[Given records]

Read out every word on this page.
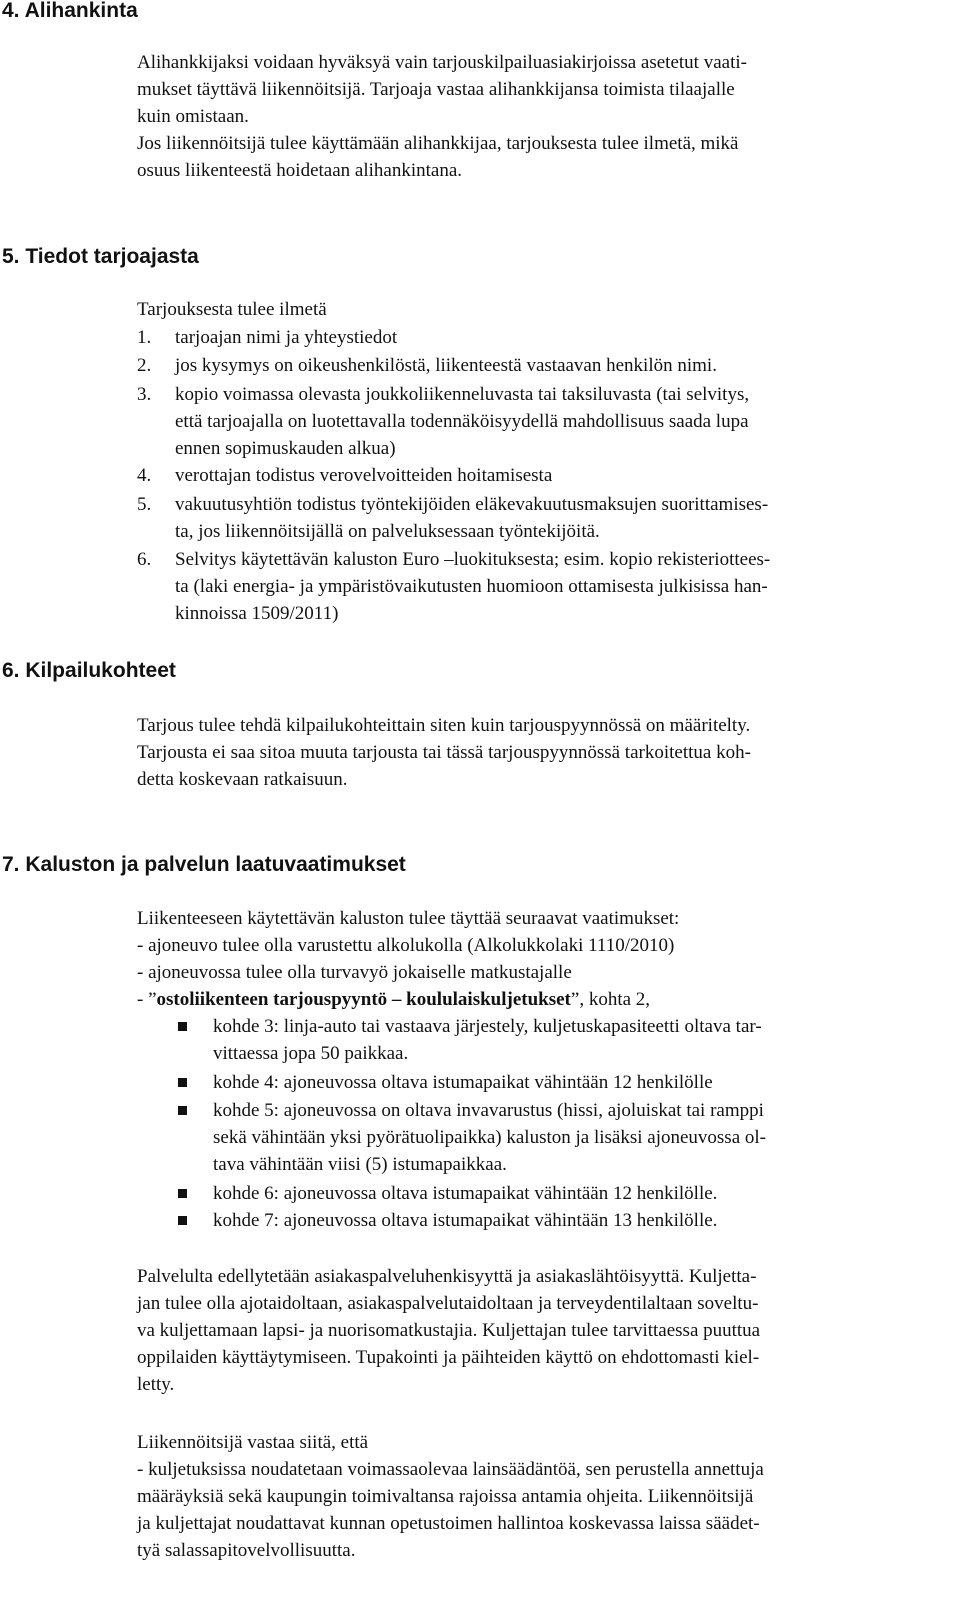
4. Alihankinta
Alihankkijaksi voidaan hyväksyä vain tarjouskilpailuasiakirjoissa asetetut vaati-
mukset täyttävä liikennöitsijä. Tarjoaja vastaa alihankkijansa toimista tilaajalle
kuin omistaan.
Jos liikennöitsijä tulee käyttämään alihankkijaa, tarjouksesta tulee ilmetä, mikä
osuus liikenteestä hoidetaan alihankintana.
5. Tiedot tarjoajasta
Tarjouksesta tulee ilmetä
1. tarjoajan nimi ja yhteystiedot
2. jos kysymys on oikeushenkilöstä, liikenteestä vastaavan henkilön nimi.
3. kopio voimassa olevasta joukkoliikenneluvasta tai taksiluvasta (tai selvitys,
että tarjoajalla on luotettavalla todennäköisyydellä mahdollisuus saada lupa
ennen sopimuskauden alkua)
4. verottajan todistus verovelvoitteiden hoitamisesta
5. vakuutusyhtiön todistus työntekijöiden eläkevakuutusmaksujen suorittamises-
ta, jos liikennöitsijällä on palveluksessaan työntekijöitä.
6. Selvitys käytettävän kaluston Euro –luokituksesta; esim. kopio rekisteriottees-
ta (laki energia- ja ympäristövaikutusten huomioon ottamisesta julkisissa han-
kinnoissa 1509/2011)
6. Kilpailukohteet
Tarjous tulee tehdä kilpailukohteittain siten kuin tarjouspyynnössä on määritelty.
Tarjousta ei saa sitoa muuta tarjousta tai tässä tarjouspyynnössä tarkoitettua koh-
detta koskevaan ratkaisuun.
7. Kaluston ja palvelun laatuvaatimukset
Liikenteeseen käytettävän kaluston tulee täyttää seuraavat vaatimukset:
- ajoneuvo tulee olla varustettu alkolukolla (Alkolukkolaki 1110/2010)
- ajoneuvossa tulee olla turvavyö jokaiselle matkustajalle
- ”ostoliikenteen tarjouspyyntö – koululaiskuljetukset”, kohta 2,
kohde 3: linja-auto tai vastaava järjestely, kuljetuskapasiteetti oltava tar-
vittaessa jopa 50 paikkaa.
kohde 4: ajoneuvossa oltava istumapaikat vähintään 12 henkilölle
kohde 5: ajoneuvossa on oltava invavarustus (hissi, ajoluiskat tai ramppi
sekä vähintään yksi pyörätuolipaikka) kaluston ja lisäksi ajoneuvossa ol-
tava vähintään viisi (5) istumapaikkaa.
kohde 6: ajoneuvossa oltava istumapaikat vähintään 12 henkilölle.
kohde 7: ajoneuvossa oltava istumapaikat vähintään 13 henkilölle.
Palvelulta edellytetään asiakaspalveluhenkisyyttä ja asiakaslähtöisyyttä. Kuljetta-
jan tulee olla ajotaidoltaan, asiakaspalvelutaidoltaan ja terveydentilaltaan soveltu-
va kuljettamaan lapsi- ja nuorisomatkustajia. Kuljettajan tulee tarvittaessa puuttua
oppilaiden käyttäytymiseen. Tupakointi ja päihteiden käyttö on ehdottomasti kiel-
letty.
Liikennöitsijä vastaa siitä, että
- kuljetuksissa noudatetaan voimassaolevaa lainsäädäntöä, sen perustella annettuja
määräyksiä sekä kaupungin toimivaltansa rajoissa antamia ohjeita. Liikennöitsijä
ja kuljettajat noudattavat kunnan opetustoimen hallintoa koskevassa laissa säädet-
tyä salassapitovelvollisuutta.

[The exercise]
Using the listing above, locate the lines that hold "vähintään" and copy each one.

[Answer in full]
kohde 4: ajoneuvossa oltava istumapaikat vähintään 12 henkilölle
sekä vähintään yksi pyörätuolipaikka) kaluston ja lisäksi ajoneuvossa ol-
tava vähintään viisi (5) istumapaikkaa.
kohde 6: ajoneuvossa oltava istumapaikat vähintään 12 henkilölle.
kohde 7: ajoneuvossa oltava istumapaikat vähintään 13 henkilölle.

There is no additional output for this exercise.